[Task to complete]
Set down each record below precisely, skipping the pictures.

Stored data
§

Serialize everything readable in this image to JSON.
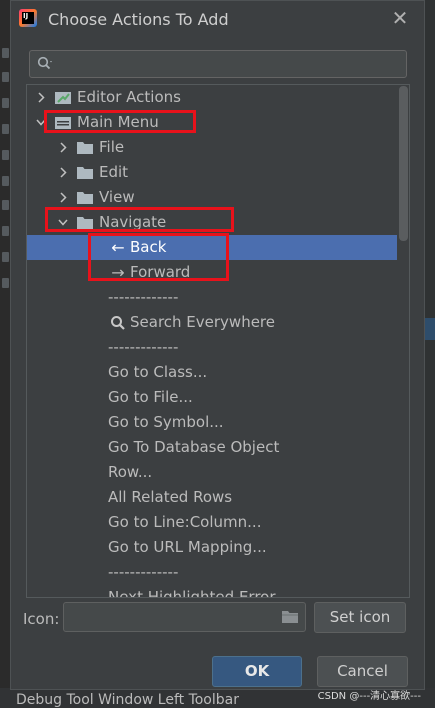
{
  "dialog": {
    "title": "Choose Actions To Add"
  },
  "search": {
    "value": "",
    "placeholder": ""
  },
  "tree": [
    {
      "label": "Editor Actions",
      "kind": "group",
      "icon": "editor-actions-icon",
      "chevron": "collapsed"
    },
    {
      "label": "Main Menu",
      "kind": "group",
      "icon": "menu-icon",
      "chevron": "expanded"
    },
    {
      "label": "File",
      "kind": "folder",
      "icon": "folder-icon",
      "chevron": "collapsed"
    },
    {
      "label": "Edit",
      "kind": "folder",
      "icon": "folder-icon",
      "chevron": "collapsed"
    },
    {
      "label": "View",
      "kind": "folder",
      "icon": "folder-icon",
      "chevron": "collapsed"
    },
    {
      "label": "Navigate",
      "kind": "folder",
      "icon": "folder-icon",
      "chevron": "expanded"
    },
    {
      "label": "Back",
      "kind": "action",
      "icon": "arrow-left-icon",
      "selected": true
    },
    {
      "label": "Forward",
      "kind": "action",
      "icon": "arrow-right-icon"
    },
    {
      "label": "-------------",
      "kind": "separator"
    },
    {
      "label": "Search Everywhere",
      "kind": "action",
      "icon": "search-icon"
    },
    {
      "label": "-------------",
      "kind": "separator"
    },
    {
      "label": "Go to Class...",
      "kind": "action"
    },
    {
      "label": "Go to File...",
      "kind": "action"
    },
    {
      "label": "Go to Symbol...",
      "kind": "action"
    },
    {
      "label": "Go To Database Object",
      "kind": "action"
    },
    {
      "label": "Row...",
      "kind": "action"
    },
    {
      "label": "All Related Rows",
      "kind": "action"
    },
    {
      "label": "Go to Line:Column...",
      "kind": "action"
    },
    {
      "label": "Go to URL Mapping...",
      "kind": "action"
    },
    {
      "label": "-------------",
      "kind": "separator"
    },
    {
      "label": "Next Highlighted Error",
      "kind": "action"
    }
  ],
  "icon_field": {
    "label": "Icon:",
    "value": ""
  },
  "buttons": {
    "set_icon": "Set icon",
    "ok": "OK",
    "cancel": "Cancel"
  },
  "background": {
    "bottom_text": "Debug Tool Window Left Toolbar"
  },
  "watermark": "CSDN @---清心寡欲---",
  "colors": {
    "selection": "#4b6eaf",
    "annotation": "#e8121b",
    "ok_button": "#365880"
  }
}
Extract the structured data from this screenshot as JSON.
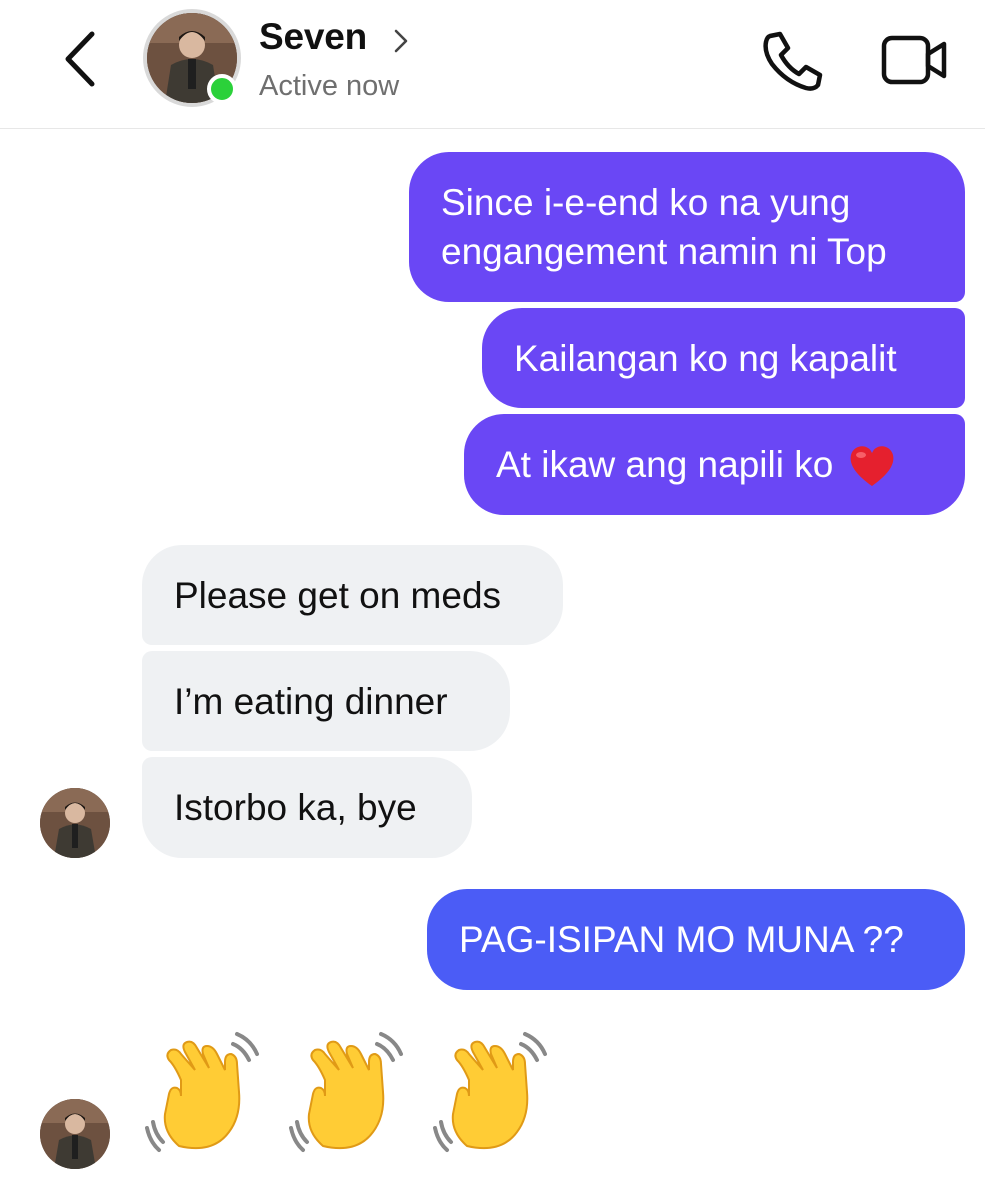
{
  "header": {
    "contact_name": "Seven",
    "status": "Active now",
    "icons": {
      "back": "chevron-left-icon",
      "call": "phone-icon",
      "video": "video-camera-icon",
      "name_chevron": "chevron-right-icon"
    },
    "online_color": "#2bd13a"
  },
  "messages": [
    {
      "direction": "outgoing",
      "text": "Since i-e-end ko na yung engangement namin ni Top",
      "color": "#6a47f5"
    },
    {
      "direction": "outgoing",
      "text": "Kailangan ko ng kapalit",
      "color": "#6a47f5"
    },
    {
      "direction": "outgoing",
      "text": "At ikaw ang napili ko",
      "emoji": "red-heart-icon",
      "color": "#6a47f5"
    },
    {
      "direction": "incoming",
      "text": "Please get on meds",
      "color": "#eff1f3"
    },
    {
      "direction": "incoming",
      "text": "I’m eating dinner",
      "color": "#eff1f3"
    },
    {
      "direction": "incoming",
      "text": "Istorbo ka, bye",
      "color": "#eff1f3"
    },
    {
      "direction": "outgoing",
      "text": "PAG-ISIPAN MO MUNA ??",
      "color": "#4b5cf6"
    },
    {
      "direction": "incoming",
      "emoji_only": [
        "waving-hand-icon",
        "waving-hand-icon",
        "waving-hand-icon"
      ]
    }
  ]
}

§

[Finished answer]
Serialize everything readable in this image to JSON.
{
  "dialog": {
    "title": "Choose Actions To Add"
  },
  "search": {
    "value": "",
    "placeholder": ""
  },
  "tree": [
    {
      "label": "Editor Actions",
      "kind": "group",
      "icon": "editor-actions-icon",
      "chevron": "collapsed"
    },
    {
      "label": "Main Menu",
      "kind": "group",
      "icon": "menu-icon",
      "chevron": "expanded"
    },
    {
      "label": "File",
      "kind": "folder",
      "icon": "folder-icon",
      "chevron": "collapsed"
    },
    {
      "label": "Edit",
      "kind": "folder",
      "icon": "folder-icon",
      "chevron": "collapsed"
    },
    {
      "label": "View",
      "kind": "folder",
      "icon": "folder-icon",
      "chevron": "collapsed"
    },
    {
      "label": "Navigate",
      "kind": "folder",
      "icon": "folder-icon",
      "chevron": "expanded"
    },
    {
      "label": "Back",
      "kind": "action",
      "icon": "arrow-left-icon",
      "selected": true
    },
    {
      "label": "Forward",
      "kind": "action",
      "icon": "arrow-right-icon"
    },
    {
      "label": "-------------",
      "kind": "separator"
    },
    {
      "label": "Search Everywhere",
      "kind": "action",
      "icon": "search-icon"
    },
    {
      "label": "-------------",
      "kind": "separator"
    },
    {
      "label": "Go to Class...",
      "kind": "action"
    },
    {
      "label": "Go to File...",
      "kind": "action"
    },
    {
      "label": "Go to Symbol...",
      "kind": "action"
    },
    {
      "label": "Go To Database Object",
      "kind": "action"
    },
    {
      "label": "Row...",
      "kind": "action"
    },
    {
      "label": "All Related Rows",
      "kind": "action"
    },
    {
      "label": "Go to Line:Column...",
      "kind": "action"
    },
    {
      "label": "Go to URL Mapping...",
      "kind": "action"
    },
    {
      "label": "-------------",
      "kind": "separator"
    },
    {
      "label": "Next Highlighted Error",
      "kind": "action"
    }
  ],
  "icon_field": {
    "label": "Icon:",
    "value": ""
  },
  "buttons": {
    "set_icon": "Set icon",
    "ok": "OK",
    "cancel": "Cancel"
  },
  "background": {
    "bottom_text": "Debug Tool Window Left Toolbar"
  },
  "watermark": "CSDN @---清心寡欲---",
  "colors": {
    "selection": "#4b6eaf",
    "annotation": "#e8121b",
    "ok_button": "#365880"
  }
}
Extract the structured data from this screenshot as JSON.
{
  "header": {
    "contact_name": "Seven",
    "status": "Active now",
    "icons": {
      "back": "chevron-left-icon",
      "call": "phone-icon",
      "video": "video-camera-icon",
      "name_chevron": "chevron-right-icon"
    },
    "online_color": "#2bd13a"
  },
  "messages": [
    {
      "direction": "outgoing",
      "text": "Since i-e-end ko na yung engangement namin ni Top",
      "color": "#6a47f5"
    },
    {
      "direction": "outgoing",
      "text": "Kailangan ko ng kapalit",
      "color": "#6a47f5"
    },
    {
      "direction": "outgoing",
      "text": "At ikaw ang napili ko",
      "emoji": "red-heart-icon",
      "color": "#6a47f5"
    },
    {
      "direction": "incoming",
      "text": "Please get on meds",
      "color": "#eff1f3"
    },
    {
      "direction": "incoming",
      "text": "I’m eating dinner",
      "color": "#eff1f3"
    },
    {
      "direction": "incoming",
      "text": "Istorbo ka, bye",
      "color": "#eff1f3"
    },
    {
      "direction": "outgoing",
      "text": "PAG-ISIPAN MO MUNA ??",
      "color": "#4b5cf6"
    },
    {
      "direction": "incoming",
      "emoji_only": [
        "waving-hand-icon",
        "waving-hand-icon",
        "waving-hand-icon"
      ]
    }
  ]
}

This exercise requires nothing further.